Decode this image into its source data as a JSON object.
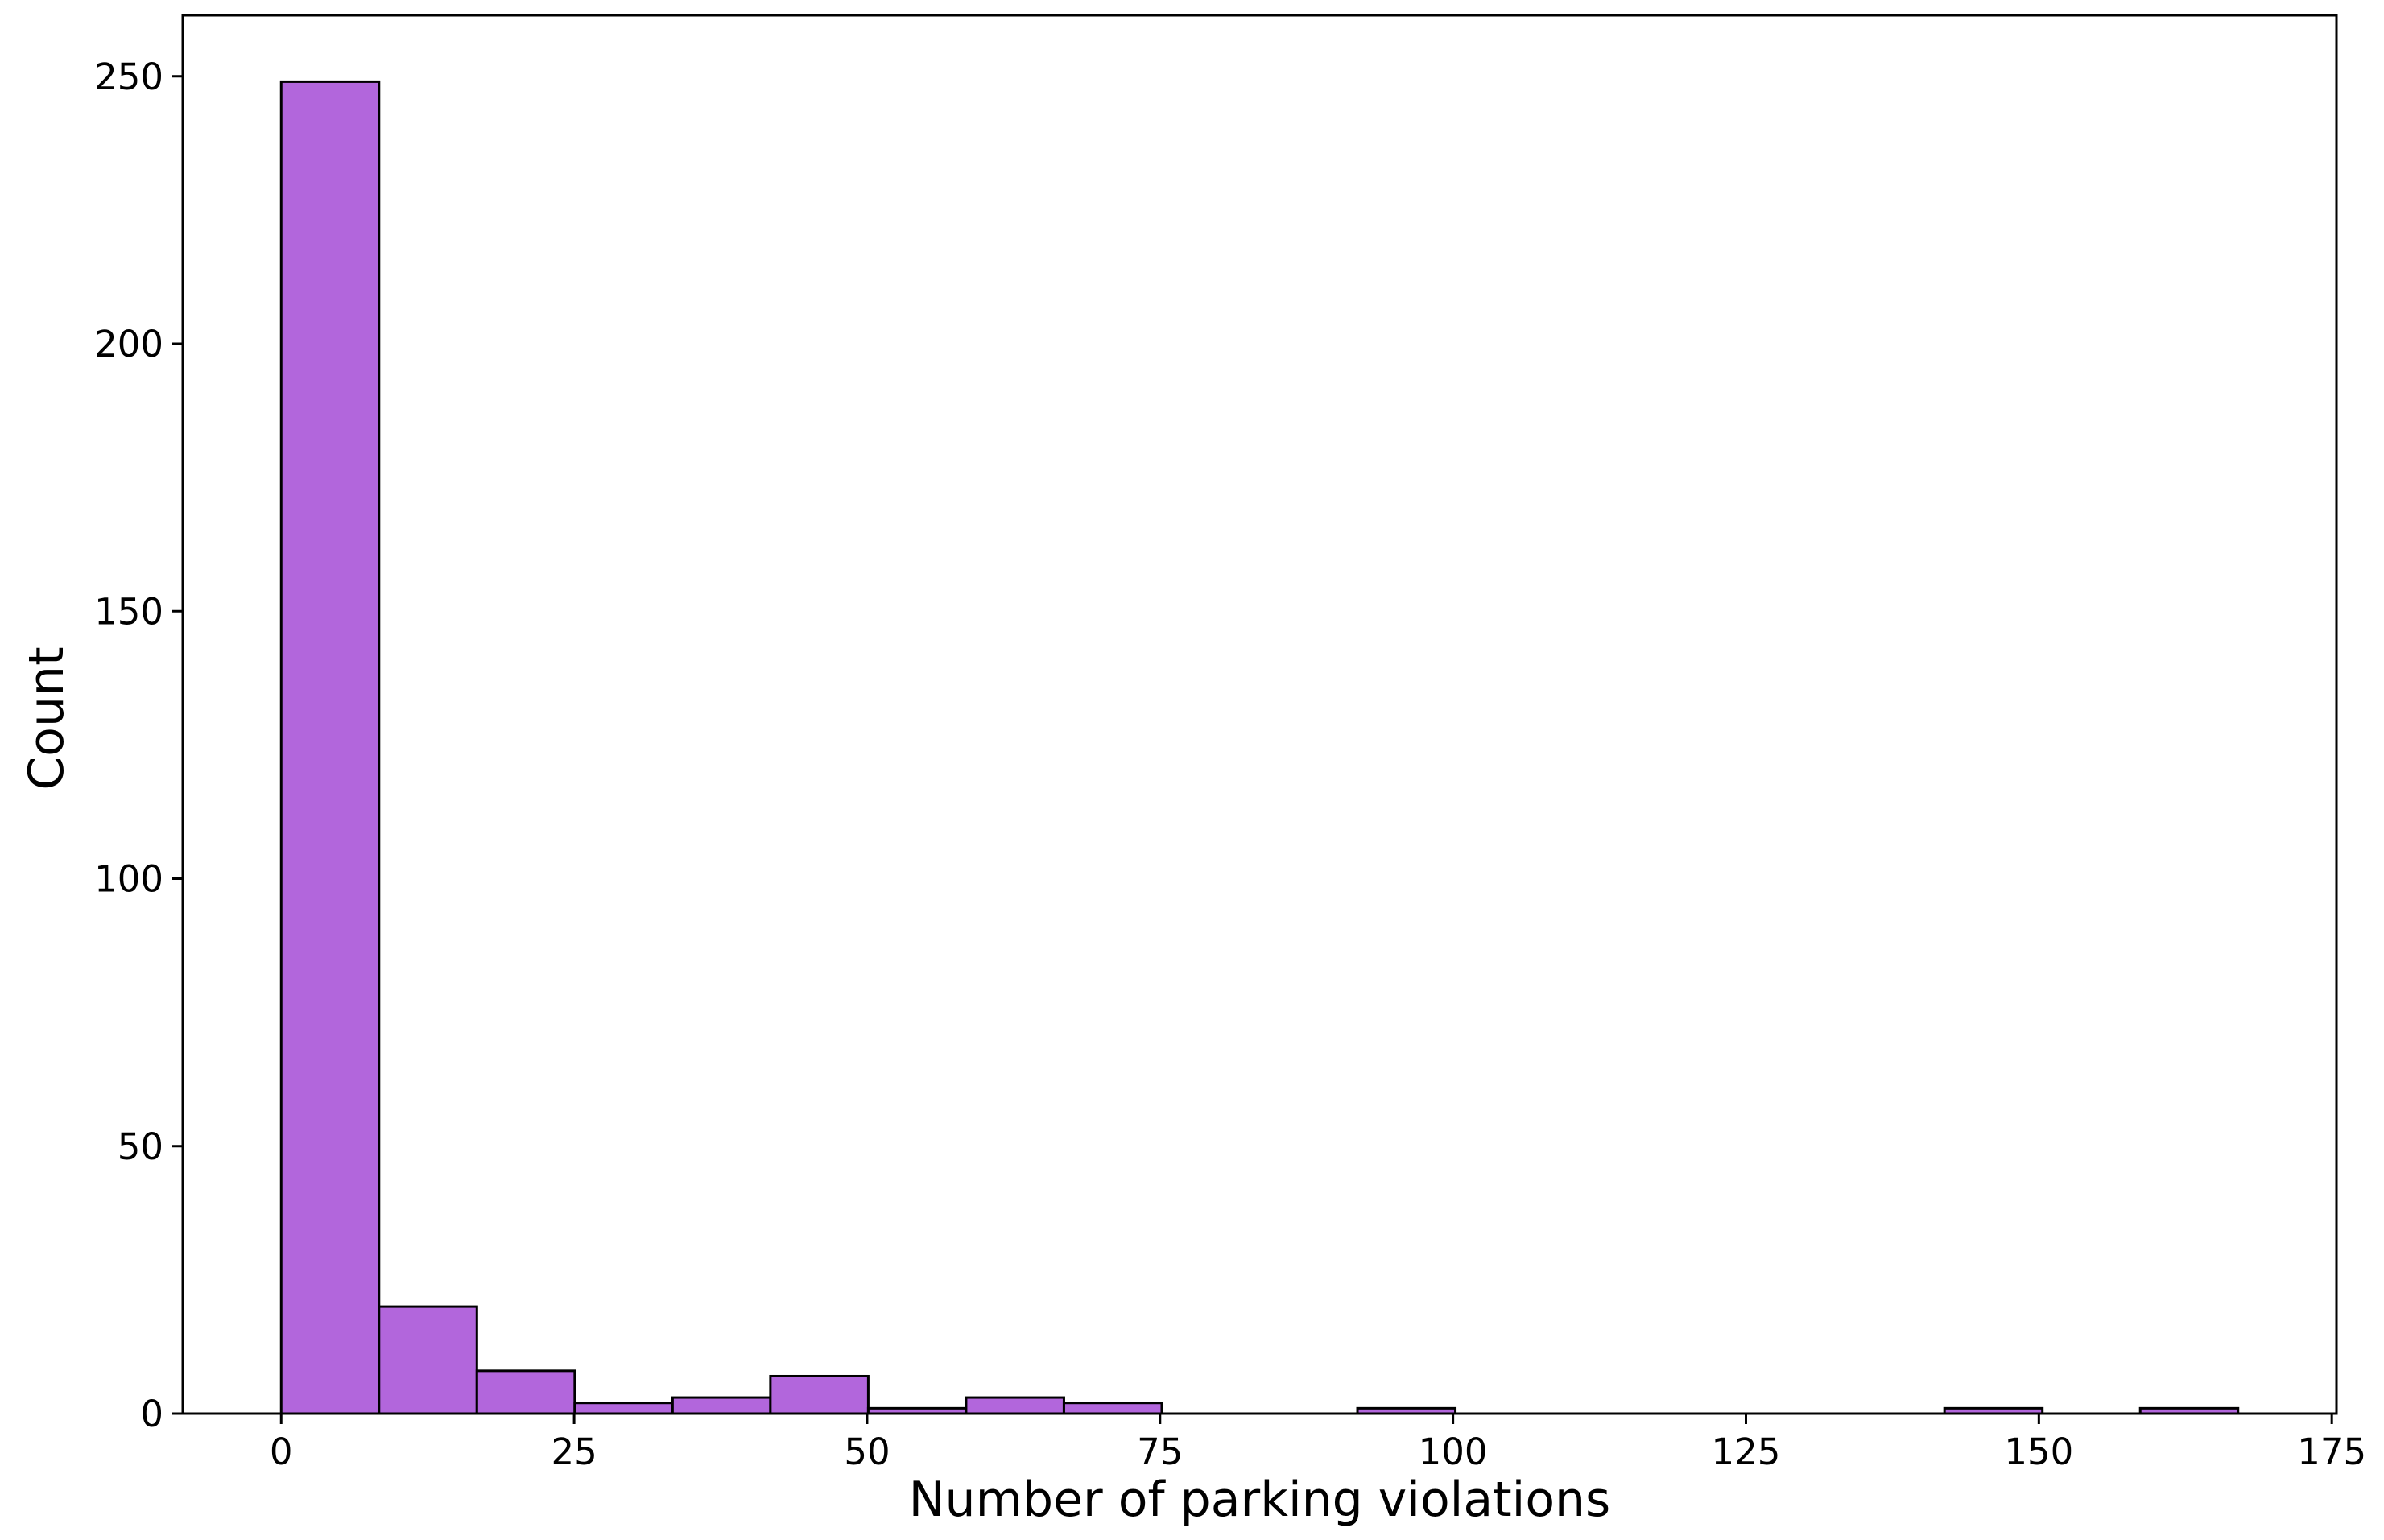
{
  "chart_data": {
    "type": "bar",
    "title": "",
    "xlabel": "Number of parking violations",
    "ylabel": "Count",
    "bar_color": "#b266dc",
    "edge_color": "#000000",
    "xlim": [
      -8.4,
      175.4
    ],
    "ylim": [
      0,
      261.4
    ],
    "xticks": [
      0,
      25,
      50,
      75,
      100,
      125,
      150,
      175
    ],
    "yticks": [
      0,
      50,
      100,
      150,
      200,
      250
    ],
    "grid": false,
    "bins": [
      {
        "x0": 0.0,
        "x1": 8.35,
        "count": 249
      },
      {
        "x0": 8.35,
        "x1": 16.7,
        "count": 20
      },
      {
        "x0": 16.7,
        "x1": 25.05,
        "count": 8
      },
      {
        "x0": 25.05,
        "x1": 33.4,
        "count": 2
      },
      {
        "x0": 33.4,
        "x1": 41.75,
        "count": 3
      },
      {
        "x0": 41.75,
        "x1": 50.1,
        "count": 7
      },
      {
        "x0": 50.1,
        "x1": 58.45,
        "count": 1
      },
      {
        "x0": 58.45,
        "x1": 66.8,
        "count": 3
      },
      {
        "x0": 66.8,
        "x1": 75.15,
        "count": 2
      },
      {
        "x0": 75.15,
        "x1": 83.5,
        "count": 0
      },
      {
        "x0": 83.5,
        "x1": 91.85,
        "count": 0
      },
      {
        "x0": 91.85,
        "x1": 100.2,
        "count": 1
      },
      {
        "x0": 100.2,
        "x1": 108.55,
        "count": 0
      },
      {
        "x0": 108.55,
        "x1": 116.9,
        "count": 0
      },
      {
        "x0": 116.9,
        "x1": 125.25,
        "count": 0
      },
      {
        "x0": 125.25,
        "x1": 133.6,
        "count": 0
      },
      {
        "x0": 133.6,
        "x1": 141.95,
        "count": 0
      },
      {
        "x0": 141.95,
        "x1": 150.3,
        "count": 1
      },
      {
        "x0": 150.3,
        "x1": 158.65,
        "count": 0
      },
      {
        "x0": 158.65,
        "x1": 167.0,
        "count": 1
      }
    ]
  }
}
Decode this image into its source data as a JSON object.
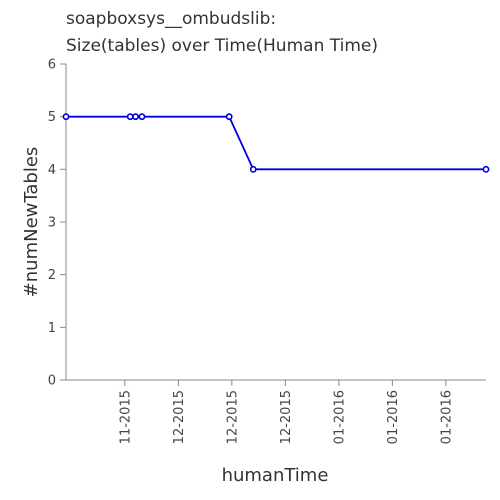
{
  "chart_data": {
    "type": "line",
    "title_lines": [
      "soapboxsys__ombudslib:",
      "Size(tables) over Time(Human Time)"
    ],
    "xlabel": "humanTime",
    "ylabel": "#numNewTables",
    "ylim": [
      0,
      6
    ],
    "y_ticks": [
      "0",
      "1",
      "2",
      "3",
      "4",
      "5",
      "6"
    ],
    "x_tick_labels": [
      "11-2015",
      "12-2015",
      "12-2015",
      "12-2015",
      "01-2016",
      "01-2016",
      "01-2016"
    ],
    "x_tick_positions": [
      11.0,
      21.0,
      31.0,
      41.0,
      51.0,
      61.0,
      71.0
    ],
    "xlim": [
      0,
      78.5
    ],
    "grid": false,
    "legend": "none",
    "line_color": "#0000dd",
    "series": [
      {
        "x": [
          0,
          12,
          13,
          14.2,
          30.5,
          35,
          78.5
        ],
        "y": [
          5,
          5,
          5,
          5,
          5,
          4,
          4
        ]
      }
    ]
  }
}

# SET PROBLEM:
Copy out each line word for word, please, skipping the images.

# FULL ANSWER:
Decode this image into its source data as a JSON object.
{
  "chart_data": {
    "type": "bar",
    "title": "",
    "xlabel": "Number of parking violations",
    "ylabel": "Count",
    "bar_color": "#b266dc",
    "edge_color": "#000000",
    "xlim": [
      -8.4,
      175.4
    ],
    "ylim": [
      0,
      261.4
    ],
    "xticks": [
      0,
      25,
      50,
      75,
      100,
      125,
      150,
      175
    ],
    "yticks": [
      0,
      50,
      100,
      150,
      200,
      250
    ],
    "grid": false,
    "bins": [
      {
        "x0": 0.0,
        "x1": 8.35,
        "count": 249
      },
      {
        "x0": 8.35,
        "x1": 16.7,
        "count": 20
      },
      {
        "x0": 16.7,
        "x1": 25.05,
        "count": 8
      },
      {
        "x0": 25.05,
        "x1": 33.4,
        "count": 2
      },
      {
        "x0": 33.4,
        "x1": 41.75,
        "count": 3
      },
      {
        "x0": 41.75,
        "x1": 50.1,
        "count": 7
      },
      {
        "x0": 50.1,
        "x1": 58.45,
        "count": 1
      },
      {
        "x0": 58.45,
        "x1": 66.8,
        "count": 3
      },
      {
        "x0": 66.8,
        "x1": 75.15,
        "count": 2
      },
      {
        "x0": 75.15,
        "x1": 83.5,
        "count": 0
      },
      {
        "x0": 83.5,
        "x1": 91.85,
        "count": 0
      },
      {
        "x0": 91.85,
        "x1": 100.2,
        "count": 1
      },
      {
        "x0": 100.2,
        "x1": 108.55,
        "count": 0
      },
      {
        "x0": 108.55,
        "x1": 116.9,
        "count": 0
      },
      {
        "x0": 116.9,
        "x1": 125.25,
        "count": 0
      },
      {
        "x0": 125.25,
        "x1": 133.6,
        "count": 0
      },
      {
        "x0": 133.6,
        "x1": 141.95,
        "count": 0
      },
      {
        "x0": 141.95,
        "x1": 150.3,
        "count": 1
      },
      {
        "x0": 150.3,
        "x1": 158.65,
        "count": 0
      },
      {
        "x0": 158.65,
        "x1": 167.0,
        "count": 1
      }
    ]
  }
}
Decode this image into its source data as a JSON object.
{
  "chart_data": {
    "type": "line",
    "title_lines": [
      "soapboxsys__ombudslib:",
      "Size(tables) over Time(Human Time)"
    ],
    "xlabel": "humanTime",
    "ylabel": "#numNewTables",
    "ylim": [
      0,
      6
    ],
    "y_ticks": [
      "0",
      "1",
      "2",
      "3",
      "4",
      "5",
      "6"
    ],
    "x_tick_labels": [
      "11-2015",
      "12-2015",
      "12-2015",
      "12-2015",
      "01-2016",
      "01-2016",
      "01-2016"
    ],
    "x_tick_positions": [
      11.0,
      21.0,
      31.0,
      41.0,
      51.0,
      61.0,
      71.0
    ],
    "xlim": [
      0,
      78.5
    ],
    "grid": false,
    "legend": "none",
    "line_color": "#0000dd",
    "series": [
      {
        "x": [
          0,
          12,
          13,
          14.2,
          30.5,
          35,
          78.5
        ],
        "y": [
          5,
          5,
          5,
          5,
          5,
          4,
          4
        ]
      }
    ]
  }
}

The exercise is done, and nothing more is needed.